### WRITTEN PROBLEM
Would it be possible to write out each entry below exactly, without the pictures?

### DATA SUPPLIED

>>>>

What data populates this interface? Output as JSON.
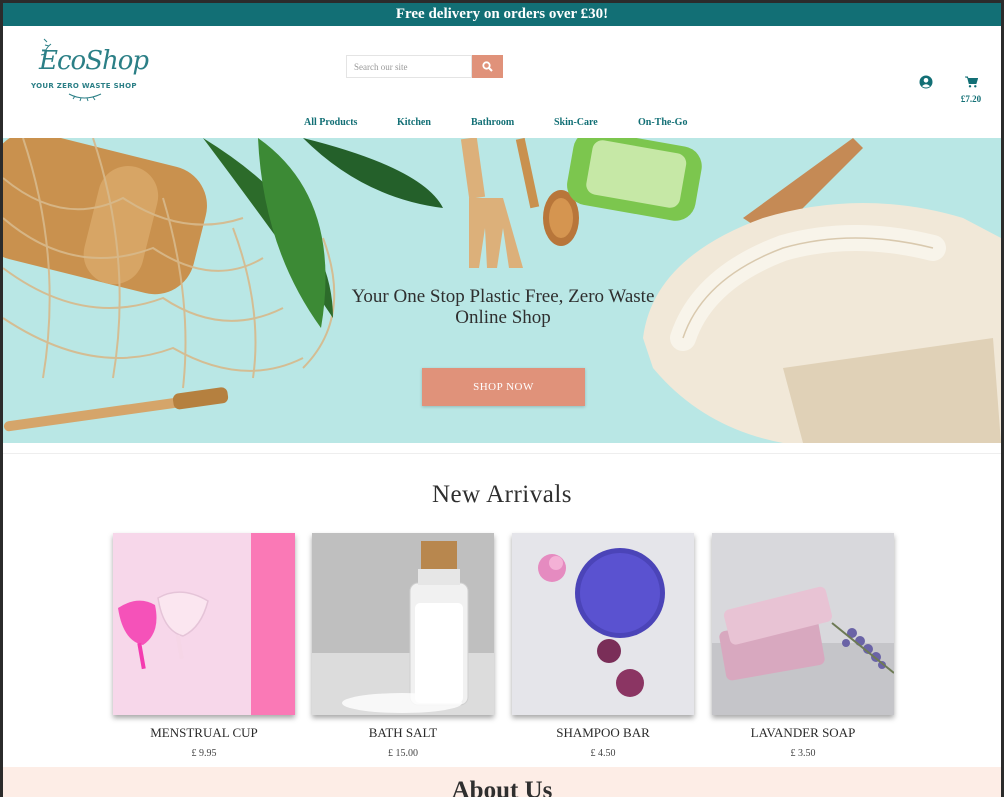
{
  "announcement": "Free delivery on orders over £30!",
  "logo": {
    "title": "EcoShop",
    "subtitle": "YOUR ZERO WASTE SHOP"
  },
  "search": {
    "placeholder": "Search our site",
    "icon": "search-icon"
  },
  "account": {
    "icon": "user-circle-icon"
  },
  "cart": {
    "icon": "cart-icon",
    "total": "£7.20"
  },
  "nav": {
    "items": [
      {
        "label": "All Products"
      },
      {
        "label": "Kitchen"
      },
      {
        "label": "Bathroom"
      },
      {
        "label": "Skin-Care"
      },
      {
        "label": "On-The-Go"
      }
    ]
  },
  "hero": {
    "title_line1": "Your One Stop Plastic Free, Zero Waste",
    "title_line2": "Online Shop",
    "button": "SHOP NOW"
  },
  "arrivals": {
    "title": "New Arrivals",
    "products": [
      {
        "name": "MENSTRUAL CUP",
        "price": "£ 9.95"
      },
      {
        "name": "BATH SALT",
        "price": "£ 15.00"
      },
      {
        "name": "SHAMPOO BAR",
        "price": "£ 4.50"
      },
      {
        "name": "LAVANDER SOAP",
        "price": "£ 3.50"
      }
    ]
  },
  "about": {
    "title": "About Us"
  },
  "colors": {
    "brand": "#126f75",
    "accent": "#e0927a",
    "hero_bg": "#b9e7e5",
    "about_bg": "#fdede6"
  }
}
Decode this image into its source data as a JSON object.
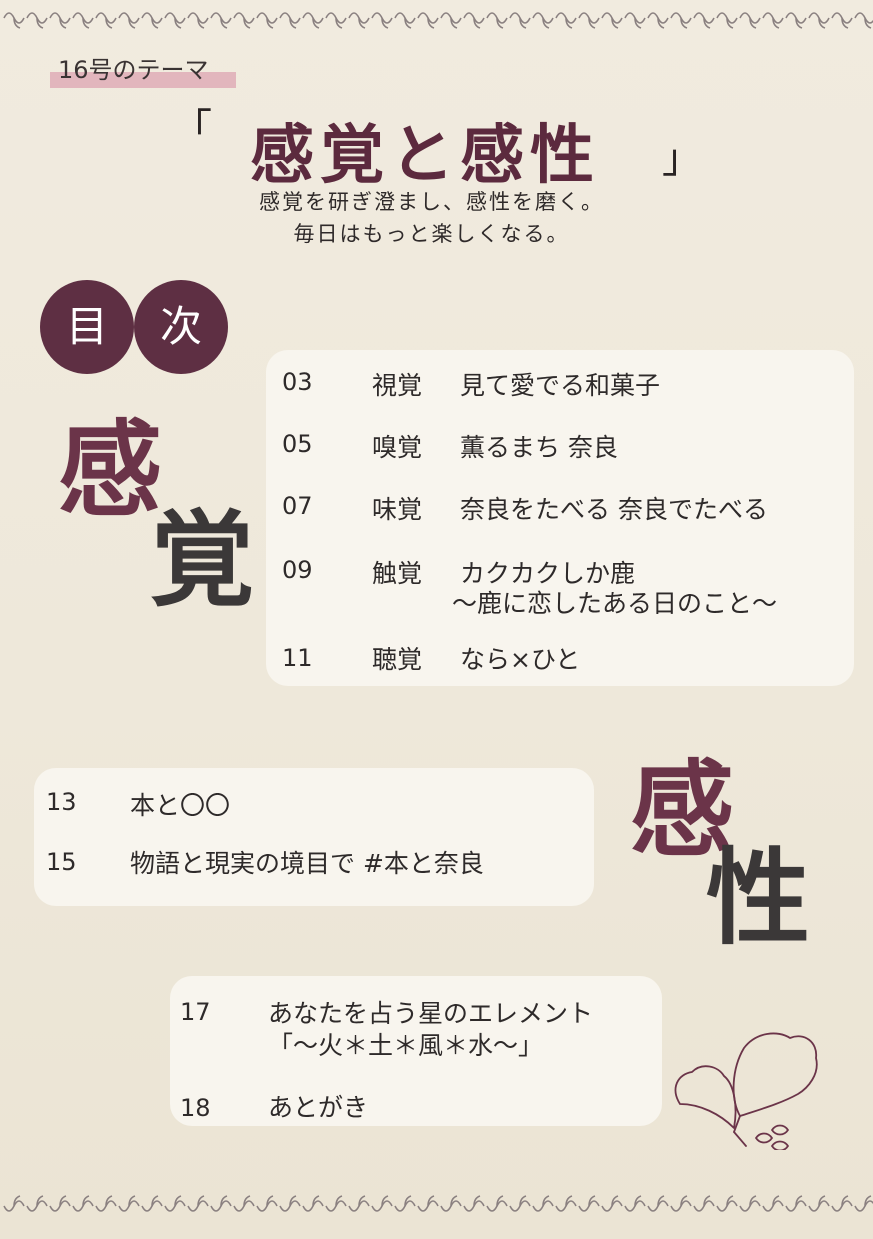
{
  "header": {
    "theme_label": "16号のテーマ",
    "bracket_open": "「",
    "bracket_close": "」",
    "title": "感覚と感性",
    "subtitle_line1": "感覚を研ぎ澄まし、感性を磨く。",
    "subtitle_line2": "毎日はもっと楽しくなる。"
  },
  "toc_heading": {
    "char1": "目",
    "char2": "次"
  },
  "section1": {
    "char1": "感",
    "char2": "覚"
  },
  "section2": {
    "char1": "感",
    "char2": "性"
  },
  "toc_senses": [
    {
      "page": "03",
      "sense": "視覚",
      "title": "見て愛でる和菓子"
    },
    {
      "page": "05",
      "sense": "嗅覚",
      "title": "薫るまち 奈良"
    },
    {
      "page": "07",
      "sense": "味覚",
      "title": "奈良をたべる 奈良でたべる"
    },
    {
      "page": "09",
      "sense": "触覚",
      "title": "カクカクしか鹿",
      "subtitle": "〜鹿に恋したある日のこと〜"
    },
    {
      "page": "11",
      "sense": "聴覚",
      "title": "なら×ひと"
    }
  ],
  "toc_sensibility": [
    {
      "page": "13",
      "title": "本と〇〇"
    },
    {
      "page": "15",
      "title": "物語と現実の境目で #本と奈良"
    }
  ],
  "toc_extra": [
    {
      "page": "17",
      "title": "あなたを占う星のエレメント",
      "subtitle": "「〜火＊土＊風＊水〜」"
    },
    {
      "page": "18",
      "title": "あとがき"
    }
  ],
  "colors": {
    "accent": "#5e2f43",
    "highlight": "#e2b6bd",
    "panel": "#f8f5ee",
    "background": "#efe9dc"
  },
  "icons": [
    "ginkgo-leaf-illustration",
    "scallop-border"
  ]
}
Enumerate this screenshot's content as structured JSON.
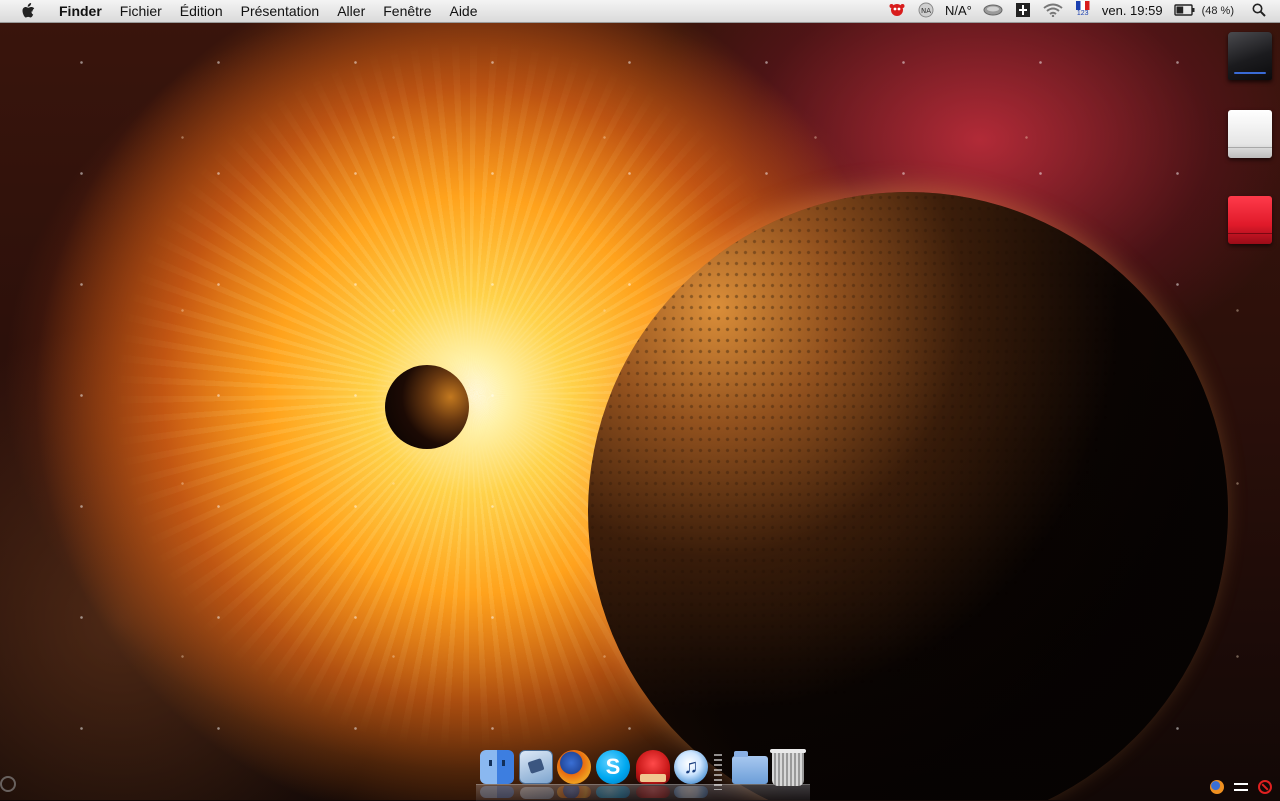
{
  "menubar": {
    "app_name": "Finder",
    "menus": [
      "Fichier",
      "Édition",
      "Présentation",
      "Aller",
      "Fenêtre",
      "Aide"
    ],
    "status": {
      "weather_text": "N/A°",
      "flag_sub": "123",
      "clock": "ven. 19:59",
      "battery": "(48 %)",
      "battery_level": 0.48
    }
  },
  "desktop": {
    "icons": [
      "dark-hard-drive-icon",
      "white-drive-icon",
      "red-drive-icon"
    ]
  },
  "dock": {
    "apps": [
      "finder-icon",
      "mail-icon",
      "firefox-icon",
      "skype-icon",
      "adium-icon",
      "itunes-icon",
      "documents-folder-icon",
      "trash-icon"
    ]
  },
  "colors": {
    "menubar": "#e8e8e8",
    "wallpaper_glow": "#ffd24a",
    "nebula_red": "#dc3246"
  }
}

<<<<

### SOLUTION TO THE EXERCISE
What data populates this interface? Output as JSON.
{
  "announcement": "Free delivery on orders over £30!",
  "logo": {
    "title": "EcoShop",
    "subtitle": "YOUR ZERO WASTE SHOP"
  },
  "search": {
    "placeholder": "Search our site",
    "icon": "search-icon"
  },
  "account": {
    "icon": "user-circle-icon"
  },
  "cart": {
    "icon": "cart-icon",
    "total": "£7.20"
  },
  "nav": {
    "items": [
      {
        "label": "All Products"
      },
      {
        "label": "Kitchen"
      },
      {
        "label": "Bathroom"
      },
      {
        "label": "Skin-Care"
      },
      {
        "label": "On-The-Go"
      }
    ]
  },
  "hero": {
    "title_line1": "Your One Stop Plastic Free, Zero Waste",
    "title_line2": "Online Shop",
    "button": "SHOP NOW"
  },
  "arrivals": {
    "title": "New Arrivals",
    "products": [
      {
        "name": "MENSTRUAL CUP",
        "price": "£ 9.95"
      },
      {
        "name": "BATH SALT",
        "price": "£ 15.00"
      },
      {
        "name": "SHAMPOO BAR",
        "price": "£ 4.50"
      },
      {
        "name": "LAVANDER SOAP",
        "price": "£ 3.50"
      }
    ]
  },
  "about": {
    "title": "About Us"
  },
  "colors": {
    "brand": "#126f75",
    "accent": "#e0927a",
    "hero_bg": "#b9e7e5",
    "about_bg": "#fdede6"
  }
}
Decode this image into its source data as a JSON object.
{
  "header": {
    "theme_label": "16号のテーマ",
    "bracket_open": "「",
    "bracket_close": "」",
    "title": "感覚と感性",
    "subtitle_line1": "感覚を研ぎ澄まし、感性を磨く。",
    "subtitle_line2": "毎日はもっと楽しくなる。"
  },
  "toc_heading": {
    "char1": "目",
    "char2": "次"
  },
  "section1": {
    "char1": "感",
    "char2": "覚"
  },
  "section2": {
    "char1": "感",
    "char2": "性"
  },
  "toc_senses": [
    {
      "page": "03",
      "sense": "視覚",
      "title": "見て愛でる和菓子"
    },
    {
      "page": "05",
      "sense": "嗅覚",
      "title": "薫るまち 奈良"
    },
    {
      "page": "07",
      "sense": "味覚",
      "title": "奈良をたべる 奈良でたべる"
    },
    {
      "page": "09",
      "sense": "触覚",
      "title": "カクカクしか鹿",
      "subtitle": "〜鹿に恋したある日のこと〜"
    },
    {
      "page": "11",
      "sense": "聴覚",
      "title": "なら×ひと"
    }
  ],
  "toc_sensibility": [
    {
      "page": "13",
      "title": "本と〇〇"
    },
    {
      "page": "15",
      "title": "物語と現実の境目で #本と奈良"
    }
  ],
  "toc_extra": [
    {
      "page": "17",
      "title": "あなたを占う星のエレメント",
      "subtitle": "「〜火＊土＊風＊水〜」"
    },
    {
      "page": "18",
      "title": "あとがき"
    }
  ],
  "colors": {
    "accent": "#5e2f43",
    "highlight": "#e2b6bd",
    "panel": "#f8f5ee",
    "background": "#efe9dc"
  },
  "icons": [
    "ginkgo-leaf-illustration",
    "scallop-border"
  ]
}
Enumerate this screenshot's content as structured JSON.
{
  "menubar": {
    "app_name": "Finder",
    "menus": [
      "Fichier",
      "Édition",
      "Présentation",
      "Aller",
      "Fenêtre",
      "Aide"
    ],
    "status": {
      "weather_text": "N/A°",
      "flag_sub": "123",
      "clock": "ven. 19:59",
      "battery": "(48 %)",
      "battery_level": 0.48
    }
  },
  "desktop": {
    "icons": [
      "dark-hard-drive-icon",
      "white-drive-icon",
      "red-drive-icon"
    ]
  },
  "dock": {
    "apps": [
      "finder-icon",
      "mail-icon",
      "firefox-icon",
      "skype-icon",
      "adium-icon",
      "itunes-icon",
      "documents-folder-icon",
      "trash-icon"
    ]
  },
  "colors": {
    "menubar": "#e8e8e8",
    "wallpaper_glow": "#ffd24a",
    "nebula_red": "#dc3246"
  }
}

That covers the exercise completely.